## [Task brief]
Each line below is to be written out in full, exactly as shown.

════════════════

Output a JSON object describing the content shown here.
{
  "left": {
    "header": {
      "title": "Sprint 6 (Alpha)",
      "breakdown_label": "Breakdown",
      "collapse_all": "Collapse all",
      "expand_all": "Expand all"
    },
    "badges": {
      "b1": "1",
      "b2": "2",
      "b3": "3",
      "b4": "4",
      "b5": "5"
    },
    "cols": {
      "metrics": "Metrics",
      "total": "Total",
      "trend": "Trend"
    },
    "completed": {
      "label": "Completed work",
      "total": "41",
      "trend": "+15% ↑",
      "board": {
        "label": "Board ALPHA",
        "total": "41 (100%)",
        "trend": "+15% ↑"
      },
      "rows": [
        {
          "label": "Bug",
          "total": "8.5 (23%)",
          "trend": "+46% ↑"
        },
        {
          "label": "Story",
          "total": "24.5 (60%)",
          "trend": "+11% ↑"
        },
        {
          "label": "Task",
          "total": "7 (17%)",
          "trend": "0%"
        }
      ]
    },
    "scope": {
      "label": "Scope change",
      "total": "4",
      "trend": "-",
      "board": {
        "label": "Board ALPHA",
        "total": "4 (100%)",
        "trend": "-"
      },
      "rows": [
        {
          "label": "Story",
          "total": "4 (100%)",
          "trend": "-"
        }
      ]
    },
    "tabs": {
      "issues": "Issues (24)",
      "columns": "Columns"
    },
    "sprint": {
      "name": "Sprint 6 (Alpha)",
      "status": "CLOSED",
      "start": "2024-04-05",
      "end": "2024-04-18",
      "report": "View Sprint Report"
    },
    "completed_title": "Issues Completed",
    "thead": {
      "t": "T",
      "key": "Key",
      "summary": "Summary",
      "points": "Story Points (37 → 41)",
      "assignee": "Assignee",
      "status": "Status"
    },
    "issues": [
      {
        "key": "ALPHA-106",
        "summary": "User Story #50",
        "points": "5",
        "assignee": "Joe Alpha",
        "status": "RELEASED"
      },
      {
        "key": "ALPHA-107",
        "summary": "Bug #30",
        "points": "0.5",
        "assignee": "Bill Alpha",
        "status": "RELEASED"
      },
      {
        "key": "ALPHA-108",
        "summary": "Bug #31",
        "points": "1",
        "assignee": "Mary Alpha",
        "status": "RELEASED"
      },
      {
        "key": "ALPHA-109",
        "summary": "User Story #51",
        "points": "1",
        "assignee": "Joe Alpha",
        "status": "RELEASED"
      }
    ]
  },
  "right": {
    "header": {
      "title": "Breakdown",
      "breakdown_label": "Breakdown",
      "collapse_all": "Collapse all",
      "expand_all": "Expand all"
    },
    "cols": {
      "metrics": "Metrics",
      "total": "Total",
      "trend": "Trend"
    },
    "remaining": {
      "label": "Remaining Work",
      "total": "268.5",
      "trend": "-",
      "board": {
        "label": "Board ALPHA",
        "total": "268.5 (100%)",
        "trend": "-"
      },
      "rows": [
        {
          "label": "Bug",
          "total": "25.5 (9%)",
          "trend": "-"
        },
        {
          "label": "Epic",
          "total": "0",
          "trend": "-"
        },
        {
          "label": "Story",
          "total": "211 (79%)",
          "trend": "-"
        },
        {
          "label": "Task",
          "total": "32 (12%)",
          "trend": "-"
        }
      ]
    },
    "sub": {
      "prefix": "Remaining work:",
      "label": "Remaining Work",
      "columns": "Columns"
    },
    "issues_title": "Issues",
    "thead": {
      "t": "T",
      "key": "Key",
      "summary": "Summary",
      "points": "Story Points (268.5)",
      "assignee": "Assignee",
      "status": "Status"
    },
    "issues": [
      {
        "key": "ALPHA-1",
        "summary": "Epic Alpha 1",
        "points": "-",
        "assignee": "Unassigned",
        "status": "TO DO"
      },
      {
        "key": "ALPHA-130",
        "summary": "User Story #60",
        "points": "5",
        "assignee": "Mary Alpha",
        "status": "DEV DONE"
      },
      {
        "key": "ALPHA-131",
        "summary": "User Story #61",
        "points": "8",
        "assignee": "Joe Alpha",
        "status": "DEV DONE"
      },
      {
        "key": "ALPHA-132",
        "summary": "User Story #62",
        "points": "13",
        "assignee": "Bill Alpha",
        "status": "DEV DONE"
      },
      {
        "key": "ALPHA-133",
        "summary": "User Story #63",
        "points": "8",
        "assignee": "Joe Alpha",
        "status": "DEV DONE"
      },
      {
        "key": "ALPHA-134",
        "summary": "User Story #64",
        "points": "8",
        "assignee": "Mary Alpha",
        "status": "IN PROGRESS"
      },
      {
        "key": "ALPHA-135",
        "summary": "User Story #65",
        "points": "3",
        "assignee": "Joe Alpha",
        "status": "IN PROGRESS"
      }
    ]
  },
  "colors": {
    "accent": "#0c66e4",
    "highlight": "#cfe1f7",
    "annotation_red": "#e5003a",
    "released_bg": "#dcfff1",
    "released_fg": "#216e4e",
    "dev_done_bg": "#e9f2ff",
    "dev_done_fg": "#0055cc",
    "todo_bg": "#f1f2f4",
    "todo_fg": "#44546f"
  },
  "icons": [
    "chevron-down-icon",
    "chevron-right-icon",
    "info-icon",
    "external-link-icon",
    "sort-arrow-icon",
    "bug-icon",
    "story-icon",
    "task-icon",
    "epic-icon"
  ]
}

════════════════

## [Result of this exercise]
Output a JSON object describing the content shown here.
{
  "left": {
    "header": {
      "title": "Sprint 6 (Alpha)",
      "breakdown_label": "Breakdown",
      "collapse_all": "Collapse all",
      "expand_all": "Expand all"
    },
    "badges": {
      "b1": "1",
      "b2": "2",
      "b3": "3",
      "b4": "4",
      "b5": "5"
    },
    "cols": {
      "metrics": "Metrics",
      "total": "Total",
      "trend": "Trend"
    },
    "completed": {
      "label": "Completed work",
      "total": "41",
      "trend": "+15% ↑",
      "board": {
        "label": "Board ALPHA",
        "total": "41 (100%)",
        "trend": "+15% ↑"
      },
      "rows": [
        {
          "label": "Bug",
          "total": "8.5 (23%)",
          "trend": "+46% ↑"
        },
        {
          "label": "Story",
          "total": "24.5 (60%)",
          "trend": "+11% ↑"
        },
        {
          "label": "Task",
          "total": "7 (17%)",
          "trend": "0%"
        }
      ]
    },
    "scope": {
      "label": "Scope change",
      "total": "4",
      "trend": "-",
      "board": {
        "label": "Board ALPHA",
        "total": "4 (100%)",
        "trend": "-"
      },
      "rows": [
        {
          "label": "Story",
          "total": "4 (100%)",
          "trend": "-"
        }
      ]
    },
    "tabs": {
      "issues": "Issues (24)",
      "columns": "Columns"
    },
    "sprint": {
      "name": "Sprint 6 (Alpha)",
      "status": "CLOSED",
      "start": "2024-04-05",
      "end": "2024-04-18",
      "report": "View Sprint Report"
    },
    "completed_title": "Issues Completed",
    "thead": {
      "t": "T",
      "key": "Key",
      "summary": "Summary",
      "points": "Story Points (37 → 41)",
      "assignee": "Assignee",
      "status": "Status"
    },
    "issues": [
      {
        "key": "ALPHA-106",
        "summary": "User Story #50",
        "points": "5",
        "assignee": "Joe Alpha",
        "status": "RELEASED"
      },
      {
        "key": "ALPHA-107",
        "summary": "Bug #30",
        "points": "0.5",
        "assignee": "Bill Alpha",
        "status": "RELEASED"
      },
      {
        "key": "ALPHA-108",
        "summary": "Bug #31",
        "points": "1",
        "assignee": "Mary Alpha",
        "status": "RELEASED"
      },
      {
        "key": "ALPHA-109",
        "summary": "User Story #51",
        "points": "1",
        "assignee": "Joe Alpha",
        "status": "RELEASED"
      }
    ]
  },
  "right": {
    "header": {
      "title": "Breakdown",
      "breakdown_label": "Breakdown",
      "collapse_all": "Collapse all",
      "expand_all": "Expand all"
    },
    "cols": {
      "metrics": "Metrics",
      "total": "Total",
      "trend": "Trend"
    },
    "remaining": {
      "label": "Remaining Work",
      "total": "268.5",
      "trend": "-",
      "board": {
        "label": "Board ALPHA",
        "total": "268.5 (100%)",
        "trend": "-"
      },
      "rows": [
        {
          "label": "Bug",
          "total": "25.5 (9%)",
          "trend": "-"
        },
        {
          "label": "Epic",
          "total": "0",
          "trend": "-"
        },
        {
          "label": "Story",
          "total": "211 (79%)",
          "trend": "-"
        },
        {
          "label": "Task",
          "total": "32 (12%)",
          "trend": "-"
        }
      ]
    },
    "sub": {
      "prefix": "Remaining work:",
      "label": "Remaining Work",
      "columns": "Columns"
    },
    "issues_title": "Issues",
    "thead": {
      "t": "T",
      "key": "Key",
      "summary": "Summary",
      "points": "Story Points (268.5)",
      "assignee": "Assignee",
      "status": "Status"
    },
    "issues": [
      {
        "key": "ALPHA-1",
        "summary": "Epic Alpha 1",
        "points": "-",
        "assignee": "Unassigned",
        "status": "TO DO"
      },
      {
        "key": "ALPHA-130",
        "summary": "User Story #60",
        "points": "5",
        "assignee": "Mary Alpha",
        "status": "DEV DONE"
      },
      {
        "key": "ALPHA-131",
        "summary": "User Story #61",
        "points": "8",
        "assignee": "Joe Alpha",
        "status": "DEV DONE"
      },
      {
        "key": "ALPHA-132",
        "summary": "User Story #62",
        "points": "13",
        "assignee": "Bill Alpha",
        "status": "DEV DONE"
      },
      {
        "key": "ALPHA-133",
        "summary": "User Story #63",
        "points": "8",
        "assignee": "Joe Alpha",
        "status": "DEV DONE"
      },
      {
        "key": "ALPHA-134",
        "summary": "User Story #64",
        "points": "8",
        "assignee": "Mary Alpha",
        "status": "IN PROGRESS"
      },
      {
        "key": "ALPHA-135",
        "summary": "User Story #65",
        "points": "3",
        "assignee": "Joe Alpha",
        "status": "IN PROGRESS"
      }
    ]
  },
  "colors": {
    "accent": "#0c66e4",
    "highlight": "#cfe1f7",
    "annotation_red": "#e5003a",
    "released_bg": "#dcfff1",
    "released_fg": "#216e4e",
    "dev_done_bg": "#e9f2ff",
    "dev_done_fg": "#0055cc",
    "todo_bg": "#f1f2f4",
    "todo_fg": "#44546f"
  },
  "icons": [
    "chevron-down-icon",
    "chevron-right-icon",
    "info-icon",
    "external-link-icon",
    "sort-arrow-icon",
    "bug-icon",
    "story-icon",
    "task-icon",
    "epic-icon"
  ]
}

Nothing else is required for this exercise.